- TASK TO COMPLETE -
Print all of the data exactly.

Stored entries
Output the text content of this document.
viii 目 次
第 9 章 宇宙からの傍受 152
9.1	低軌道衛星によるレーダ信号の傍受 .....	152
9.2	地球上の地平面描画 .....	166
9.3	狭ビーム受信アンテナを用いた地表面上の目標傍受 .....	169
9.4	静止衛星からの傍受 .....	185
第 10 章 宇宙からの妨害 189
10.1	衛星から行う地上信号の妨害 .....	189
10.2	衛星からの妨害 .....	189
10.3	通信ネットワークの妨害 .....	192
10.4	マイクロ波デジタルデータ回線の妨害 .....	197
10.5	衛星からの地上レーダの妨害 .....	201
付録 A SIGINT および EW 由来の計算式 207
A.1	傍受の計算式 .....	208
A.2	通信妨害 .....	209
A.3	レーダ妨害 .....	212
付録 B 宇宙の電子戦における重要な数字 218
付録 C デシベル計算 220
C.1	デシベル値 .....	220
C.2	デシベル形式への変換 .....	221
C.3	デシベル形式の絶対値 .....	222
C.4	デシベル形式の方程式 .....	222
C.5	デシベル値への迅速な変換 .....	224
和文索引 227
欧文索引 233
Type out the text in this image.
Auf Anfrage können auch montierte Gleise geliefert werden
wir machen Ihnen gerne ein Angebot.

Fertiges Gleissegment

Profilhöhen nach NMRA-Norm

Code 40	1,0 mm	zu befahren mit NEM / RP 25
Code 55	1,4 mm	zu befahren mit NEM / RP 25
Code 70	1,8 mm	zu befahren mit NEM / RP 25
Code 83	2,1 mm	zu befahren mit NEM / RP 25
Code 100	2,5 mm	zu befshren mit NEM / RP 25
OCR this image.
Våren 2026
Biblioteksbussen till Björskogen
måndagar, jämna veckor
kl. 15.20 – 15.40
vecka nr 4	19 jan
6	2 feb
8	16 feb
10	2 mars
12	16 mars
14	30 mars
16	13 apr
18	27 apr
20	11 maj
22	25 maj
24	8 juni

- RESULT OF THE EXERCISE -
Output the text content of this document.
viii 目 次
第 9 章 宇宙からの傍受 152
9.1	低軌道衛星によるレーダ信号の傍受 .....	152
9.2	地球上の地平面描画 .....	166
9.3	狭ビーム受信アンテナを用いた地表面上の目標傍受 .....	169
9.4	静止衛星からの傍受 .....	185
第 10 章 宇宙からの妨害 189
10.1	衛星から行う地上信号の妨害 .....	189
10.2	衛星からの妨害 .....	189
10.3	通信ネットワークの妨害 .....	192
10.4	マイクロ波デジタルデータ回線の妨害 .....	197
10.5	衛星からの地上レーダの妨害 .....	201
付録 A SIGINT および EW 由来の計算式 207
A.1	傍受の計算式 .....	208
A.2	通信妨害 .....	209
A.3	レーダ妨害 .....	212
付録 B 宇宙の電子戦における重要な数字 218
付録 C デシベル計算 220
C.1	デシベル値 .....	220
C.2	デシベル形式への変換 .....	221
C.3	デシベル形式の絶対値 .....	222
C.4	デシベル形式の方程式 .....	222
C.5	デシベル値への迅速な変換 .....	224
和文索引 227
欧文索引 233
Type out the text in this image.
Auf Anfrage können auch montierte Gleise geliefert werden
wir machen Ihnen gerne ein Angebot.

Fertiges Gleissegment

Profilhöhen nach NMRA-Norm

Code 40	1,0 mm	zu befahren mit NEM / RP 25
Code 55	1,4 mm	zu befahren mit NEM / RP 25
Code 70	1,8 mm	zu befahren mit NEM / RP 25
Code 83	2,1 mm	zu befahren mit NEM / RP 25
Code 100	2,5 mm	zu befshren mit NEM / RP 25
OCR this image.
Våren 2026
Biblioteksbussen till Björskogen
måndagar, jämna veckor
kl. 15.20 – 15.40
vecka nr 4	19 jan
6	2 feb
8	16 feb
10	2 mars
12	16 mars
14	30 mars
16	13 apr
18	27 apr
20	11 maj
22	25 maj
24	8 juni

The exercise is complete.